(Data entries for graphics)
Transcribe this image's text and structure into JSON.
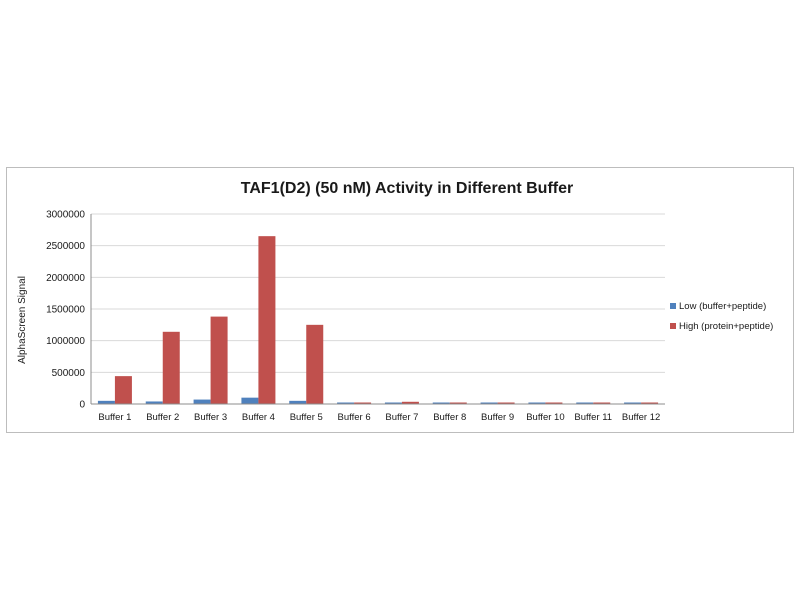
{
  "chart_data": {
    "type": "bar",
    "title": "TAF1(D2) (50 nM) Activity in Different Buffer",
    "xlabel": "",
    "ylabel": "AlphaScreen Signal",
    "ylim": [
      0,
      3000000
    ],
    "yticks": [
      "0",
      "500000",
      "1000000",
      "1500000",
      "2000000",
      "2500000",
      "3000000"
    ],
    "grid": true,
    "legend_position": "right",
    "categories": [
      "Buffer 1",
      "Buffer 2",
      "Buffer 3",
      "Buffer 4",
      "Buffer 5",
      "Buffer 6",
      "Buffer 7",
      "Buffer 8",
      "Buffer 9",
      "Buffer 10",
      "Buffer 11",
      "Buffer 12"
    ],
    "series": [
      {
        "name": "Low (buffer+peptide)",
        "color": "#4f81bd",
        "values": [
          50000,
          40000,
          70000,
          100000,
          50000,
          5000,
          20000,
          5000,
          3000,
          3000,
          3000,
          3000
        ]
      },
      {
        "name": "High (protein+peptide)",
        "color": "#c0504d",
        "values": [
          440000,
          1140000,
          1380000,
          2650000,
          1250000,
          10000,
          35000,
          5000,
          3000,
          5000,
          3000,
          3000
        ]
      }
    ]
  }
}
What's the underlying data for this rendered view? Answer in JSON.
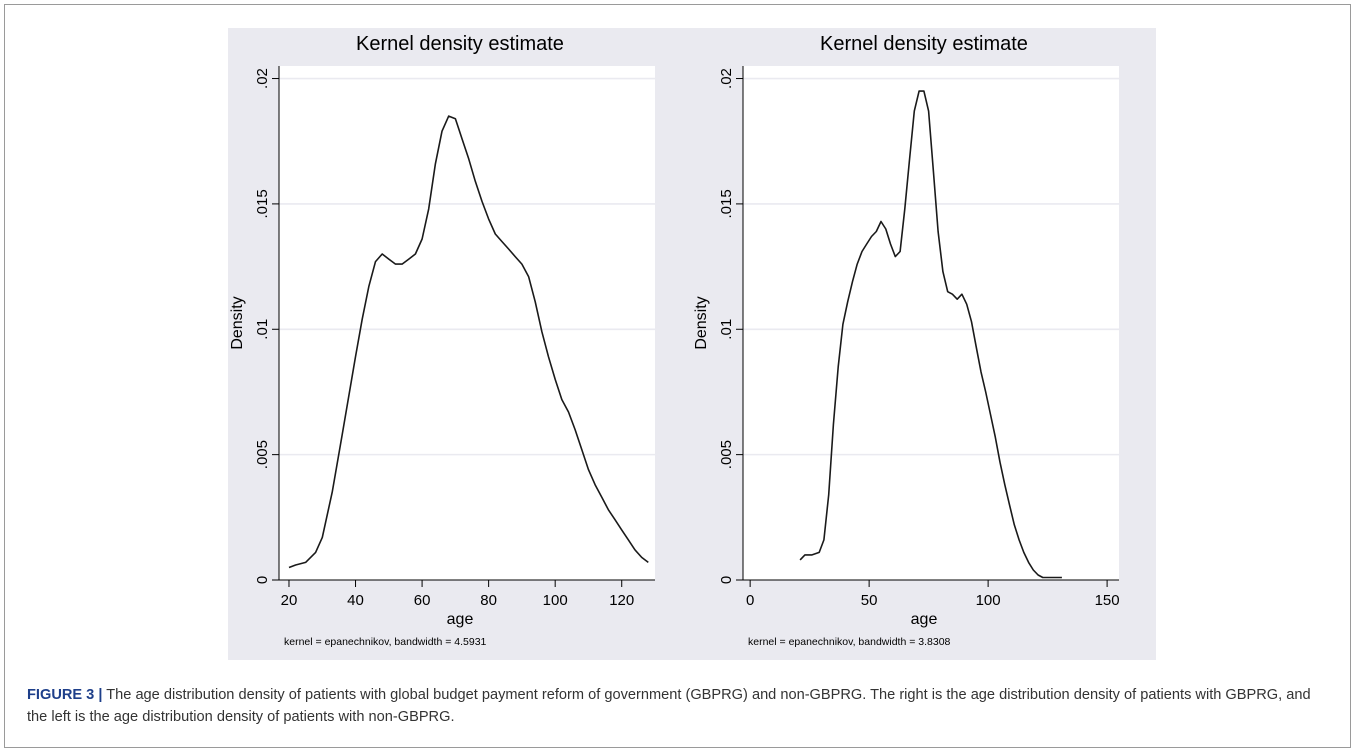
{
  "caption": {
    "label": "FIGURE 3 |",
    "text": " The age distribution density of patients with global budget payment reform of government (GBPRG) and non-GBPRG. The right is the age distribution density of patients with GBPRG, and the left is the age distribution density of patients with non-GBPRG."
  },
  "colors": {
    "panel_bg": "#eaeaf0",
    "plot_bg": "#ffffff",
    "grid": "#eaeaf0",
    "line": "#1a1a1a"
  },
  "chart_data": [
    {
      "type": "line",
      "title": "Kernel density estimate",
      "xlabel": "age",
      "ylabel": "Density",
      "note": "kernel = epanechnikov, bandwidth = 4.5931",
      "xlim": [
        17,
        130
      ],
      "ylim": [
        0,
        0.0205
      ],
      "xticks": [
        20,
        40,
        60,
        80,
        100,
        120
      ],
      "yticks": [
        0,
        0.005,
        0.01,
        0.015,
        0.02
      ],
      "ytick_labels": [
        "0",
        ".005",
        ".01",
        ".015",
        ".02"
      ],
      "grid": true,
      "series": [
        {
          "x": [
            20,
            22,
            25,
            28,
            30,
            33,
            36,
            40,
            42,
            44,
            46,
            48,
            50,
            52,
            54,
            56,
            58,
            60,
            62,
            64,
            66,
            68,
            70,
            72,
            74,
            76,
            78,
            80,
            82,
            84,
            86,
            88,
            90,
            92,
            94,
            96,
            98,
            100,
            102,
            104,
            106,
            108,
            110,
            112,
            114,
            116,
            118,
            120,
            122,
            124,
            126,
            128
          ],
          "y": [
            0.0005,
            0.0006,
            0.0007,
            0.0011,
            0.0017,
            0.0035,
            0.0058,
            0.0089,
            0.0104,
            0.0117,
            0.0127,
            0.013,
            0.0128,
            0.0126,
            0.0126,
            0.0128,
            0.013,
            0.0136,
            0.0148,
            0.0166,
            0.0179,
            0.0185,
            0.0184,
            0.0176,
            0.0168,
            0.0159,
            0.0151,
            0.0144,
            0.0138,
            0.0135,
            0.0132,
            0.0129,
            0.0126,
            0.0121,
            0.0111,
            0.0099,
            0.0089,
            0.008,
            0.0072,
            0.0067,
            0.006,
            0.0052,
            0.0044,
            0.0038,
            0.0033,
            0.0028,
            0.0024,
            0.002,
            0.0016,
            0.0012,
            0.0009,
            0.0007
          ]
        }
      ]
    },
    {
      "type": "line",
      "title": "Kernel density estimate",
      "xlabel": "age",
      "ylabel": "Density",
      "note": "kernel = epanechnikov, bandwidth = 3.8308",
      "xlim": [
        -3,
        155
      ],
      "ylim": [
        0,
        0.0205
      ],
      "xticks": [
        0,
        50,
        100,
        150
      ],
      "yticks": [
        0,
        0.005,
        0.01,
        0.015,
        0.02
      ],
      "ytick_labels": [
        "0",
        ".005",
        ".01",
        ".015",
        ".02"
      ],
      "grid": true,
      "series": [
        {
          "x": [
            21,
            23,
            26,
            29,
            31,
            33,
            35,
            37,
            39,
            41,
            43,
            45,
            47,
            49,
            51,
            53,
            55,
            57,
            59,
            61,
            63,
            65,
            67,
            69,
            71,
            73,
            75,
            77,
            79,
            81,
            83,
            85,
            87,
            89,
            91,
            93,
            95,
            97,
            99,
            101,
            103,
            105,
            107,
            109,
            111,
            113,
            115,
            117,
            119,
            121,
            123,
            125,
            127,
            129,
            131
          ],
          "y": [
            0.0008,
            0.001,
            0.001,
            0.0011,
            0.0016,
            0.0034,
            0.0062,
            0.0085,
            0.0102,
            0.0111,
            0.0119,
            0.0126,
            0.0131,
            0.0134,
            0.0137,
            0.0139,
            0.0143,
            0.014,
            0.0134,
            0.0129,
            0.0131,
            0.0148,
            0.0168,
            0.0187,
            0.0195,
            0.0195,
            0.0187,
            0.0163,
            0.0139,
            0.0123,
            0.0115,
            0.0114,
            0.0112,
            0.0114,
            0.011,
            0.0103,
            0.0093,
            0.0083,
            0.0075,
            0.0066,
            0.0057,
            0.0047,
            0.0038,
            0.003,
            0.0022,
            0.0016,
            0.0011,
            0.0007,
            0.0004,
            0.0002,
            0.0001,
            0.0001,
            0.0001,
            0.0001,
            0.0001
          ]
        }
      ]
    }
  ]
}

_TASK STATEMENT_: If an entry holds a picture, leave the picture out and repeat the rest exactly.

_ANSWER_:
Transcribe this image's text and structure into JSON.
{
  "chart_data": {
    "type": "bar",
    "title": "TAF1(D2) (50 nM) Activity in Different Buffer",
    "xlabel": "",
    "ylabel": "AlphaScreen Signal",
    "ylim": [
      0,
      3000000
    ],
    "yticks": [
      "0",
      "500000",
      "1000000",
      "1500000",
      "2000000",
      "2500000",
      "3000000"
    ],
    "grid": true,
    "legend_position": "right",
    "categories": [
      "Buffer 1",
      "Buffer 2",
      "Buffer 3",
      "Buffer 4",
      "Buffer 5",
      "Buffer 6",
      "Buffer 7",
      "Buffer 8",
      "Buffer 9",
      "Buffer 10",
      "Buffer 11",
      "Buffer 12"
    ],
    "series": [
      {
        "name": "Low (buffer+peptide)",
        "color": "#4f81bd",
        "values": [
          50000,
          40000,
          70000,
          100000,
          50000,
          5000,
          20000,
          5000,
          3000,
          3000,
          3000,
          3000
        ]
      },
      {
        "name": "High (protein+peptide)",
        "color": "#c0504d",
        "values": [
          440000,
          1140000,
          1380000,
          2650000,
          1250000,
          10000,
          35000,
          5000,
          3000,
          5000,
          3000,
          3000
        ]
      }
    ]
  }
}
What's the underlying data for this rendered view? Answer in JSON.
{
  "caption": {
    "label": "FIGURE 3 |",
    "text": " The age distribution density of patients with global budget payment reform of government (GBPRG) and non-GBPRG. The right is the age distribution density of patients with GBPRG, and the left is the age distribution density of patients with non-GBPRG."
  },
  "colors": {
    "panel_bg": "#eaeaf0",
    "plot_bg": "#ffffff",
    "grid": "#eaeaf0",
    "line": "#1a1a1a"
  },
  "chart_data": [
    {
      "type": "line",
      "title": "Kernel density estimate",
      "xlabel": "age",
      "ylabel": "Density",
      "note": "kernel = epanechnikov, bandwidth = 4.5931",
      "xlim": [
        17,
        130
      ],
      "ylim": [
        0,
        0.0205
      ],
      "xticks": [
        20,
        40,
        60,
        80,
        100,
        120
      ],
      "yticks": [
        0,
        0.005,
        0.01,
        0.015,
        0.02
      ],
      "ytick_labels": [
        "0",
        ".005",
        ".01",
        ".015",
        ".02"
      ],
      "grid": true,
      "series": [
        {
          "x": [
            20,
            22,
            25,
            28,
            30,
            33,
            36,
            40,
            42,
            44,
            46,
            48,
            50,
            52,
            54,
            56,
            58,
            60,
            62,
            64,
            66,
            68,
            70,
            72,
            74,
            76,
            78,
            80,
            82,
            84,
            86,
            88,
            90,
            92,
            94,
            96,
            98,
            100,
            102,
            104,
            106,
            108,
            110,
            112,
            114,
            116,
            118,
            120,
            122,
            124,
            126,
            128
          ],
          "y": [
            0.0005,
            0.0006,
            0.0007,
            0.0011,
            0.0017,
            0.0035,
            0.0058,
            0.0089,
            0.0104,
            0.0117,
            0.0127,
            0.013,
            0.0128,
            0.0126,
            0.0126,
            0.0128,
            0.013,
            0.0136,
            0.0148,
            0.0166,
            0.0179,
            0.0185,
            0.0184,
            0.0176,
            0.0168,
            0.0159,
            0.0151,
            0.0144,
            0.0138,
            0.0135,
            0.0132,
            0.0129,
            0.0126,
            0.0121,
            0.0111,
            0.0099,
            0.0089,
            0.008,
            0.0072,
            0.0067,
            0.006,
            0.0052,
            0.0044,
            0.0038,
            0.0033,
            0.0028,
            0.0024,
            0.002,
            0.0016,
            0.0012,
            0.0009,
            0.0007
          ]
        }
      ]
    },
    {
      "type": "line",
      "title": "Kernel density estimate",
      "xlabel": "age",
      "ylabel": "Density",
      "note": "kernel = epanechnikov, bandwidth = 3.8308",
      "xlim": [
        -3,
        155
      ],
      "ylim": [
        0,
        0.0205
      ],
      "xticks": [
        0,
        50,
        100,
        150
      ],
      "yticks": [
        0,
        0.005,
        0.01,
        0.015,
        0.02
      ],
      "ytick_labels": [
        "0",
        ".005",
        ".01",
        ".015",
        ".02"
      ],
      "grid": true,
      "series": [
        {
          "x": [
            21,
            23,
            26,
            29,
            31,
            33,
            35,
            37,
            39,
            41,
            43,
            45,
            47,
            49,
            51,
            53,
            55,
            57,
            59,
            61,
            63,
            65,
            67,
            69,
            71,
            73,
            75,
            77,
            79,
            81,
            83,
            85,
            87,
            89,
            91,
            93,
            95,
            97,
            99,
            101,
            103,
            105,
            107,
            109,
            111,
            113,
            115,
            117,
            119,
            121,
            123,
            125,
            127,
            129,
            131
          ],
          "y": [
            0.0008,
            0.001,
            0.001,
            0.0011,
            0.0016,
            0.0034,
            0.0062,
            0.0085,
            0.0102,
            0.0111,
            0.0119,
            0.0126,
            0.0131,
            0.0134,
            0.0137,
            0.0139,
            0.0143,
            0.014,
            0.0134,
            0.0129,
            0.0131,
            0.0148,
            0.0168,
            0.0187,
            0.0195,
            0.0195,
            0.0187,
            0.0163,
            0.0139,
            0.0123,
            0.0115,
            0.0114,
            0.0112,
            0.0114,
            0.011,
            0.0103,
            0.0093,
            0.0083,
            0.0075,
            0.0066,
            0.0057,
            0.0047,
            0.0038,
            0.003,
            0.0022,
            0.0016,
            0.0011,
            0.0007,
            0.0004,
            0.0002,
            0.0001,
            0.0001,
            0.0001,
            0.0001,
            0.0001
          ]
        }
      ]
    }
  ]
}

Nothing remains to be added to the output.